▶ **Collected data entries**
>>>>>

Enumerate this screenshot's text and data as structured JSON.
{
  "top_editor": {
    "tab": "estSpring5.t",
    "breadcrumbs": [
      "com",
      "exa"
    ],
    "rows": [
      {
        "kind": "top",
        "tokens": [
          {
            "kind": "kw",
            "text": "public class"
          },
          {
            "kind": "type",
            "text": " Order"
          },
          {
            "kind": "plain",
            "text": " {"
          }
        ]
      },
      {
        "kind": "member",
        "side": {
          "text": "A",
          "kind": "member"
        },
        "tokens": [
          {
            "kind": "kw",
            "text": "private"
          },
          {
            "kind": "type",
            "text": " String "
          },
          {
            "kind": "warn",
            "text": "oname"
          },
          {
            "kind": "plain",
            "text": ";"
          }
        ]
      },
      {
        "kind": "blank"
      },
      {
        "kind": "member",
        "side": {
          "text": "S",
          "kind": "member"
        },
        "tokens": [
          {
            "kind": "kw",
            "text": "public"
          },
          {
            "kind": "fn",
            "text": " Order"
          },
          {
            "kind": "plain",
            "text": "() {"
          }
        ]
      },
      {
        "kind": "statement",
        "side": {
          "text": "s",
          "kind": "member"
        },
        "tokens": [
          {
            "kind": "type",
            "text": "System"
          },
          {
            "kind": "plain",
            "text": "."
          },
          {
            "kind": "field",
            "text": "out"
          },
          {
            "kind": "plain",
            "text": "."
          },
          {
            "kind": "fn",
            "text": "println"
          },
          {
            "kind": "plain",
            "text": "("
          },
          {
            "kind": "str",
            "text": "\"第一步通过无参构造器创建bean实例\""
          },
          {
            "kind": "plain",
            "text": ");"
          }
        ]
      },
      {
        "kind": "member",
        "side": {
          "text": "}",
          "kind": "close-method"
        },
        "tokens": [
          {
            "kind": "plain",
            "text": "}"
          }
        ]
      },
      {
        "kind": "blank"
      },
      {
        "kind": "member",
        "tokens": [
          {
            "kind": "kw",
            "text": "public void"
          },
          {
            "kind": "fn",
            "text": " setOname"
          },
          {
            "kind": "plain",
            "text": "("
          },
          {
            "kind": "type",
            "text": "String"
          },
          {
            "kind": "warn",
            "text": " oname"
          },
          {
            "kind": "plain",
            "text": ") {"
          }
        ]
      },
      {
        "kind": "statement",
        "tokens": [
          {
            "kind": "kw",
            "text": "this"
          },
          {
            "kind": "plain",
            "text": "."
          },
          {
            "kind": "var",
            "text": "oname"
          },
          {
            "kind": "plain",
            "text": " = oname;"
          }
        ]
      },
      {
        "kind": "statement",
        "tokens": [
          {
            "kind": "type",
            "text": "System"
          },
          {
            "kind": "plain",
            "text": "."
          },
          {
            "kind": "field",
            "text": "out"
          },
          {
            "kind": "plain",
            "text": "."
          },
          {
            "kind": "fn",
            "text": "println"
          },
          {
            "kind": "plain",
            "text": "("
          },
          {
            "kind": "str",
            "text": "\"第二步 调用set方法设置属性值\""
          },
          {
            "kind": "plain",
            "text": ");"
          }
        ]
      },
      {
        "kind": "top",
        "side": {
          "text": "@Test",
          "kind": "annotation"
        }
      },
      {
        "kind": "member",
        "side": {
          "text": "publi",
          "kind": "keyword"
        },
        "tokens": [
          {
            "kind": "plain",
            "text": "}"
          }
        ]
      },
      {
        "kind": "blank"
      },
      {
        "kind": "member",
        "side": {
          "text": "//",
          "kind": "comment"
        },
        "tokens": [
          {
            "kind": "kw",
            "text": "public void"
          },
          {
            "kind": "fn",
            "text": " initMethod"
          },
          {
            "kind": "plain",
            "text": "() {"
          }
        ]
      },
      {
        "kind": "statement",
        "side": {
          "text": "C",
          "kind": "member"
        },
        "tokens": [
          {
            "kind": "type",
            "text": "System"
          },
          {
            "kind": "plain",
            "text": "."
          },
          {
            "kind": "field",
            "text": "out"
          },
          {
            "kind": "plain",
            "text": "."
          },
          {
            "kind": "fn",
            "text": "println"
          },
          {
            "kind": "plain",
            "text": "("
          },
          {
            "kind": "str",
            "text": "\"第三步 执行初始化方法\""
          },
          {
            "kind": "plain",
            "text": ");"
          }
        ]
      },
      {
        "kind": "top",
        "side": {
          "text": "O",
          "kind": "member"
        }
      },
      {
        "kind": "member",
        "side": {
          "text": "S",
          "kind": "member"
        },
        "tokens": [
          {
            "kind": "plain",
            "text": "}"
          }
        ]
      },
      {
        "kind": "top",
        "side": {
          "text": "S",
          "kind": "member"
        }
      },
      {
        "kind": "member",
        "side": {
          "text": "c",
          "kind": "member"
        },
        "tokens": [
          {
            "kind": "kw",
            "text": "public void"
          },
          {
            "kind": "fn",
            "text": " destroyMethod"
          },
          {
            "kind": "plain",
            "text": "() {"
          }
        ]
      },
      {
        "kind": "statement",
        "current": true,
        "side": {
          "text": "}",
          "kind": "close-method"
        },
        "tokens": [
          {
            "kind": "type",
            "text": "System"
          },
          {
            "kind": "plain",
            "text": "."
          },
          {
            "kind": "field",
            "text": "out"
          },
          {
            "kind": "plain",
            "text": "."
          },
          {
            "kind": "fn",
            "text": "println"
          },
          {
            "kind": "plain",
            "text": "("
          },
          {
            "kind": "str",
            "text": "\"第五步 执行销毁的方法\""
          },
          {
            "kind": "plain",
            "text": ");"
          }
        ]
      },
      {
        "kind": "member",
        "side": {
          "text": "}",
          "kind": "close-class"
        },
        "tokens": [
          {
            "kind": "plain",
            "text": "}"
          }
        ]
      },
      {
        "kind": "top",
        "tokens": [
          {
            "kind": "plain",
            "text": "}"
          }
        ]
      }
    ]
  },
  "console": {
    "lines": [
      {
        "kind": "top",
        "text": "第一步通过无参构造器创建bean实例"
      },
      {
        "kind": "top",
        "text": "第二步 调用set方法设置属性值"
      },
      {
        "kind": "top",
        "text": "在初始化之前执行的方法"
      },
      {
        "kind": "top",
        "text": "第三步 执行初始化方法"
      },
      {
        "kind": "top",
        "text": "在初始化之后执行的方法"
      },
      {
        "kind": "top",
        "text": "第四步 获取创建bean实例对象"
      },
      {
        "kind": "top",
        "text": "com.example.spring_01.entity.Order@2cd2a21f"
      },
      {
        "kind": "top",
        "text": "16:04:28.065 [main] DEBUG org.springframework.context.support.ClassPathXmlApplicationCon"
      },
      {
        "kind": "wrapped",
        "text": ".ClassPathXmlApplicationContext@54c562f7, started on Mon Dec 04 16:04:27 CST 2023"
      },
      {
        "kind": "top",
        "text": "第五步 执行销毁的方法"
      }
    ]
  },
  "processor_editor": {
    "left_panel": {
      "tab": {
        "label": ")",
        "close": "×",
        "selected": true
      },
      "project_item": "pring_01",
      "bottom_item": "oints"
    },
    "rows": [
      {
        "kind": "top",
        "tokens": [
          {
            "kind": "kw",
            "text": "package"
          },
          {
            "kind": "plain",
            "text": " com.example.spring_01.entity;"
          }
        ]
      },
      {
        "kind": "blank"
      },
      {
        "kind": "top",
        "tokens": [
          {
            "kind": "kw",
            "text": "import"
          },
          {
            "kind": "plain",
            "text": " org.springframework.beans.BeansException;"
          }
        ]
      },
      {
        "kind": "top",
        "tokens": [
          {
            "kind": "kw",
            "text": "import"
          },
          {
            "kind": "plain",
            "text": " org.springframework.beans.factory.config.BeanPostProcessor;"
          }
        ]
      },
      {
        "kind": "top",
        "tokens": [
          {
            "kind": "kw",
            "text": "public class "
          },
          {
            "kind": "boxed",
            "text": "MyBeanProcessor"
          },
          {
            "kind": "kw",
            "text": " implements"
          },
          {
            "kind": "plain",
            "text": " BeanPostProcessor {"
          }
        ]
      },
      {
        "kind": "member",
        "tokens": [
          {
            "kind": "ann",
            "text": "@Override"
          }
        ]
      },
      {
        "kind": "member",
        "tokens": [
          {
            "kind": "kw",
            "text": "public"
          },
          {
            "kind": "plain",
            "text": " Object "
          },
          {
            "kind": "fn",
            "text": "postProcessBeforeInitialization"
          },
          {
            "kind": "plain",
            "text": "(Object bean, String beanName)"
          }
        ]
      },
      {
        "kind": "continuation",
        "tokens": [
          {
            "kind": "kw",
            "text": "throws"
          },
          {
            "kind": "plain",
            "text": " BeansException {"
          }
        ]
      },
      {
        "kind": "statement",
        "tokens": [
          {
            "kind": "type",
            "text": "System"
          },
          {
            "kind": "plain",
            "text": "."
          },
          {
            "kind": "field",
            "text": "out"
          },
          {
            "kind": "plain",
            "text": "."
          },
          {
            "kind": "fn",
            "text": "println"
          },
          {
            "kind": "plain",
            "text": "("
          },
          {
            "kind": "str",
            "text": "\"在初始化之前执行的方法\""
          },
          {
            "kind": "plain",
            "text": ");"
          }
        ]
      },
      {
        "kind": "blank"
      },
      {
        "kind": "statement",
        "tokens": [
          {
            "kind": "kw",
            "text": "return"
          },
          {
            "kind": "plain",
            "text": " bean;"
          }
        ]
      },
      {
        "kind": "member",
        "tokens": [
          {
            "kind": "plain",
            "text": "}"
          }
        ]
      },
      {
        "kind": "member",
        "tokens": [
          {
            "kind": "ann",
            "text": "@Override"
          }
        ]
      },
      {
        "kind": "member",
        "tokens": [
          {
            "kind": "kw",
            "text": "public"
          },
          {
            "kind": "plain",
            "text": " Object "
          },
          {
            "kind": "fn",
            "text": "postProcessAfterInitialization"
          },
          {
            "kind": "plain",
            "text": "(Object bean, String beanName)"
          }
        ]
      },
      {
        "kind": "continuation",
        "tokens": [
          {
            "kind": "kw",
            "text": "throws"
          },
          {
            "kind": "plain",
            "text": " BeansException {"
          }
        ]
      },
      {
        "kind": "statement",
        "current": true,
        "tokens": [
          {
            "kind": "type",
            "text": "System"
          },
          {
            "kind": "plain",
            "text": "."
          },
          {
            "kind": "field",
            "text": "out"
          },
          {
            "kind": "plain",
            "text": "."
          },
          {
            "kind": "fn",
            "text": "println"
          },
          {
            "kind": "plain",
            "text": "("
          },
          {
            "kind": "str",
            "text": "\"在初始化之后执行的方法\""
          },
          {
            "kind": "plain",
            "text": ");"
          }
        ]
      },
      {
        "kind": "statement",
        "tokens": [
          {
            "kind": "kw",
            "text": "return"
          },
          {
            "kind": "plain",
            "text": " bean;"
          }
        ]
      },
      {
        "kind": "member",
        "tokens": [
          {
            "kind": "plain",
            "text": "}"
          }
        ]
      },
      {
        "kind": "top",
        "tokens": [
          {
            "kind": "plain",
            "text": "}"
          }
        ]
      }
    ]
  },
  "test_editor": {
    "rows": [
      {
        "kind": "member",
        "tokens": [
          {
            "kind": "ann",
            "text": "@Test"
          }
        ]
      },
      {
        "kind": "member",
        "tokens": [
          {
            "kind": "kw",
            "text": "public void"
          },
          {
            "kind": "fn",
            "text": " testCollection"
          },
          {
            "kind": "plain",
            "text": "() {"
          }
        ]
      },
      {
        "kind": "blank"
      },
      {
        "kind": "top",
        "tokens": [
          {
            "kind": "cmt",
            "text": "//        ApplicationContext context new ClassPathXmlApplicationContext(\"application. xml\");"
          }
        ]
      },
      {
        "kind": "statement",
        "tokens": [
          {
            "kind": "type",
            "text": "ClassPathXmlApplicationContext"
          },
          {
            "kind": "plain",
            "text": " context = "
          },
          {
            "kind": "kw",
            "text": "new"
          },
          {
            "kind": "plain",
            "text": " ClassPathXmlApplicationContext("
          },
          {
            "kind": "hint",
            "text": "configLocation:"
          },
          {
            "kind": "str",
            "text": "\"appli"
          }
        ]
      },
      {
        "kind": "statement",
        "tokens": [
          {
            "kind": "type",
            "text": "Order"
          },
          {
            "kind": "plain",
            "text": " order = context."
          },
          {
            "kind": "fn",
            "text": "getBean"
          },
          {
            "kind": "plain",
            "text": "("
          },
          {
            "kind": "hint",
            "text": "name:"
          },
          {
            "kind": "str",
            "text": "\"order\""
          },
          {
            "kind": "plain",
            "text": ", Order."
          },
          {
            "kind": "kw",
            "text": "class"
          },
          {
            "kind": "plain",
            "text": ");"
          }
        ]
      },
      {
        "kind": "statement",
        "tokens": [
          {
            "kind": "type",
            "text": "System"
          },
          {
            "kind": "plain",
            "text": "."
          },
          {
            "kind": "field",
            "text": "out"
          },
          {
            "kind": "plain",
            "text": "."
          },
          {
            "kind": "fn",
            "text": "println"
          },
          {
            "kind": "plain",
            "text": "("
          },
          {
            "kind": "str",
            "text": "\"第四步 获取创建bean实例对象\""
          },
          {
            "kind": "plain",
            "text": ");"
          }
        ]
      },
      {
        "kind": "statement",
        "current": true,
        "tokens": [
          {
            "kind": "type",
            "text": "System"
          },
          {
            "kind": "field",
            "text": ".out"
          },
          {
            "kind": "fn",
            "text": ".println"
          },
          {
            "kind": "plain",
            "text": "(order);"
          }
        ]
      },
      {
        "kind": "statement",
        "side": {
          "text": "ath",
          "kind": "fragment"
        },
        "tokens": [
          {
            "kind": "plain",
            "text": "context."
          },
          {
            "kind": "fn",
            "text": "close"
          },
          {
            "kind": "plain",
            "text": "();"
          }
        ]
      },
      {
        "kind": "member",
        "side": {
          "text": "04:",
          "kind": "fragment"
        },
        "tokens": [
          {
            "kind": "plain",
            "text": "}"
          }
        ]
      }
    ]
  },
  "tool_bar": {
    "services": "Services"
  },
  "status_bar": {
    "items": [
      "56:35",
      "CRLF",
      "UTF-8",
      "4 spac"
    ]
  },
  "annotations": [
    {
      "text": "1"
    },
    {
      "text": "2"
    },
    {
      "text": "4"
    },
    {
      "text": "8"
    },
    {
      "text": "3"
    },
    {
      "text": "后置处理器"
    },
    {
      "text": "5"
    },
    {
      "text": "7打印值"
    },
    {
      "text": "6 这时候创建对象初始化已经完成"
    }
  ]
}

<<<<<

▶ **Problem details**
Of the lines above, copy each that contains "在初始化之后执行的方法".

▶ **Exercise solution**
        "text": "在初始化之后执行的方法"
            "text": "\"在初始化之后执行的方法\""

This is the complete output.